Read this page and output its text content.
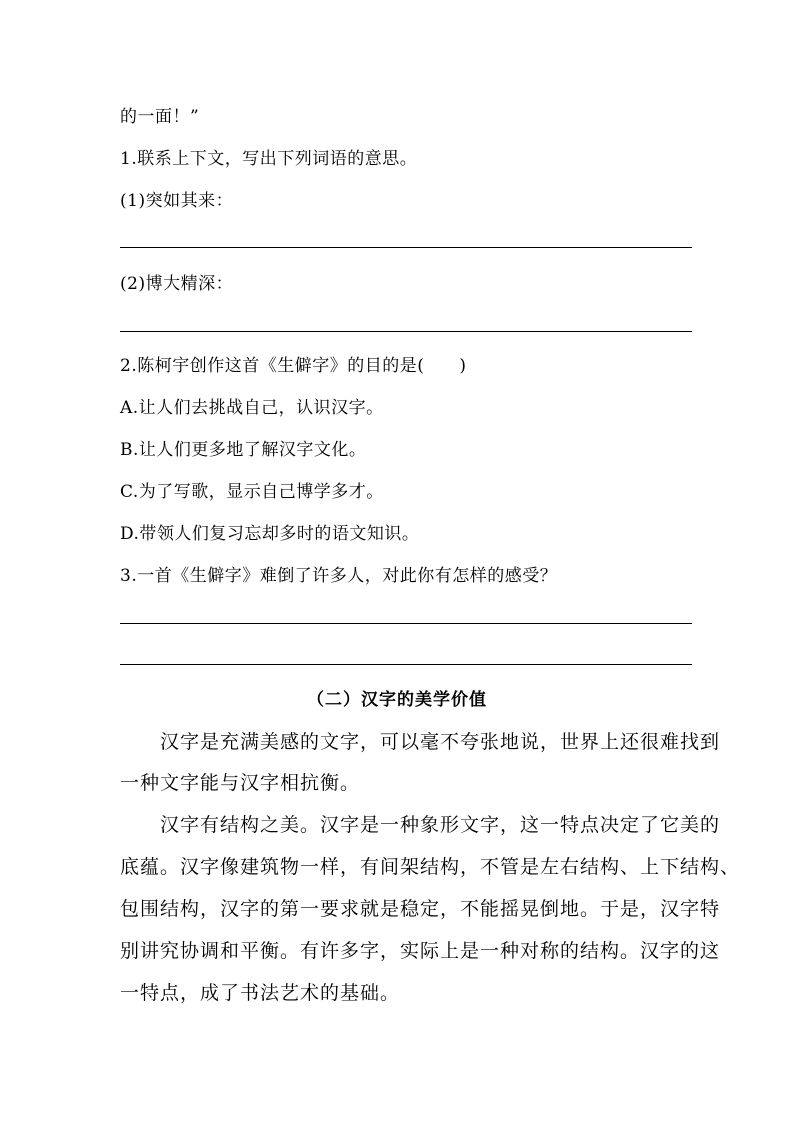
的一面！”
1.联系上下文，写出下列词语的意思。
(1)突如其来：
(2)博大精深：
2.陈柯宇创作这首《生僻字》的目的是(　　)
A.让人们去挑战自己，认识汉字。
B.让人们更多地了解汉字文化。
C.为了写歌，显示自己博学多才。
D.带领人们复习忘却多时的语文知识。
3.一首《生僻字》难倒了许多人，对此你有怎样的感受？
（二）汉字的美学价值
　　汉字是充满美感的文字，可以毫不夸张地说，世界上还很难找到
一种文字能与汉字相抗衡。
　　汉字有结构之美。汉字是一种象形文字，这一特点决定了它美的
底蕴。汉字像建筑物一样，有间架结构，不管是左右结构、上下结构、
包围结构，汉字的第一要求就是稳定，不能摇晃倒地。于是，汉字特
别讲究协调和平衡。有许多字，实际上是一种对称的结构。汉字的这
一特点，成了书法艺术的基础。
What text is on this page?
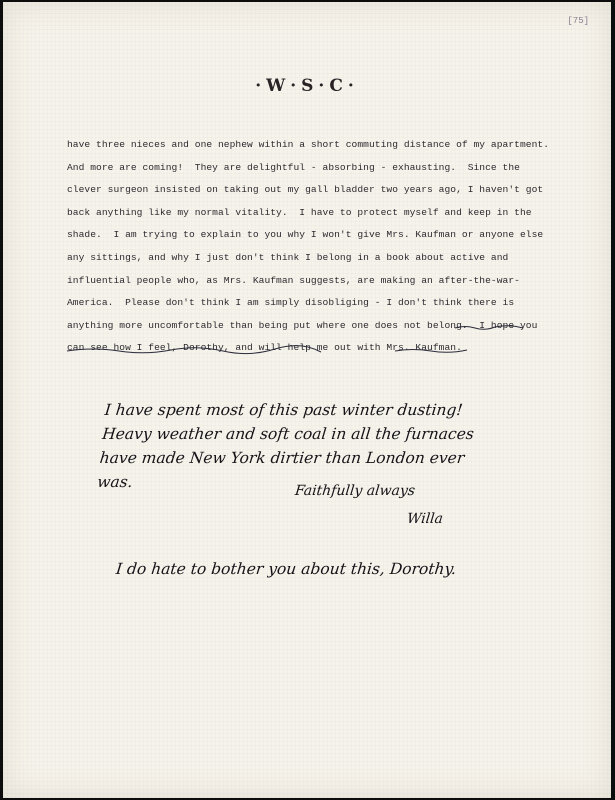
[75]
·W·S·C·
have three nieces and one nephew within a short commuting distance of my apartment.
And more are coming!  They are delightful - absorbing - exhausting.  Since the
clever surgeon insisted on taking out my gall bladder two years ago, I haven't got
back anything like my normal vitality.  I have to protect myself and keep in the
shade.  I am trying to explain to you why I won't give Mrs. Kaufman or anyone else
any sittings, and why I just don't think I belong in a book about active and
influential people who, as Mrs. Kaufman suggests, are making an after-the-war-
America.  Please don't think I am simply disobliging - I don't think there is
anything more uncomfortable than being put where one does not belong.  I hope you
can see how I feel, Dorothy, and will help me out with Mrs. Kaufman.
I have spent most of this past winter dusting!
Heavy weather and soft coal in all the furnaces
have made New York dirtier than London ever
was.	Faithfully always
Willa
I do hate to bother you about this, Dorothy.
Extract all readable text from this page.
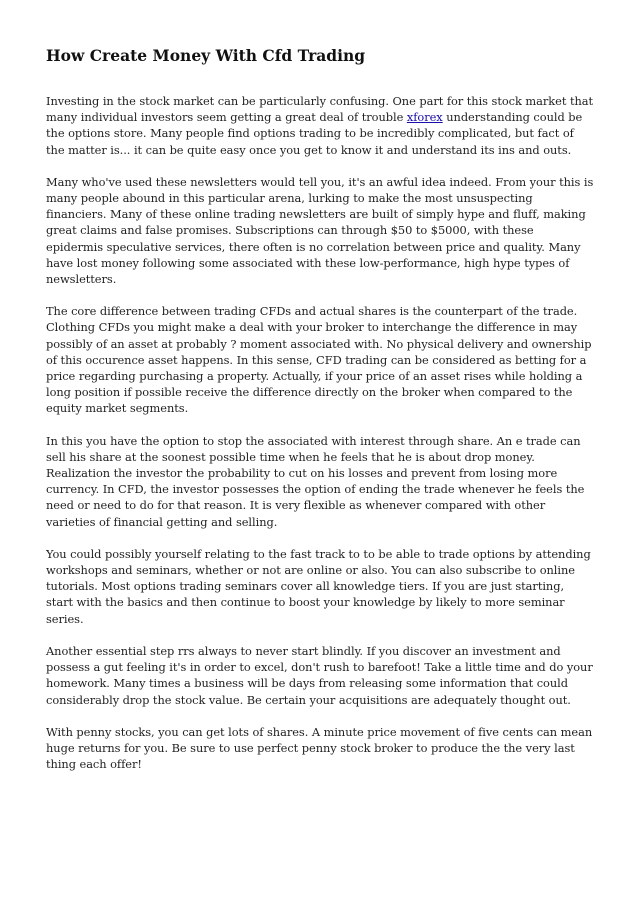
How Create Money With Cfd Trading

Investing in the stock market can be particularly confusing. One part for this stock market that many individual investors seem getting a great deal of trouble xforex understanding could be the options store. Many people find options trading to be incredibly complicated, but fact of the matter is... it can be quite easy once you get to know it and understand its ins and outs.

Many who've used these newsletters would tell you, it's an awful idea indeed. From your this is many people abound in this particular arena, lurking to make the most unsuspecting financiers. Many of these online trading newsletters are built of simply hype and fluff, making great claims and false promises. Subscriptions can through $50 to $5000, with these epidermis speculative services, there often is no correlation between price and quality. Many have lost money following some associated with these low-performance, high hype types of newsletters.

The core difference between trading CFDs and actual shares is the counterpart of the trade. Clothing CFDs you might make a deal with your broker to interchange the difference in may possibly of an asset at probably ? moment associated with. No physical delivery and ownership of this occurence asset happens. In this sense, CFD trading can be considered as betting for a price regarding purchasing a property. Actually, if your price of an asset rises while holding a long position if possible receive the difference directly on the broker when compared to the equity market segments.

In this you have the option to stop the associated with interest through share. An e trade can sell his share at the soonest possible time when he feels that he is about drop money. Realization the investor the probability to cut on his losses and prevent from losing more currency. In CFD, the investor possesses the option of ending the trade whenever he feels the need or need to do for that reason. It is very flexible as whenever compared with other varieties of financial getting and selling.

You could possibly yourself relating to the fast track to to be able to trade options by attending workshops and seminars, whether or not are online or also. You can also subscribe to online tutorials. Most options trading seminars cover all knowledge tiers. If you are just starting, start with the basics and then continue to boost your knowledge by likely to more seminar series.

Another essential step rrs always to never start blindly. If you discover an investment and possess a gut feeling it's in order to excel, don't rush to barefoot! Take a little time and do your homework. Many times a business will be days from releasing some information that could considerably drop the stock value. Be certain your acquisitions are adequately thought out.

With penny stocks, you can get lots of shares. A minute price movement of five cents can mean huge returns for you. Be sure to use perfect penny stock broker to produce the the very last thing each offer!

⁂

In how many lines of the data does the string "start" appear? Give only the number.

[FINAL RESULT]: 2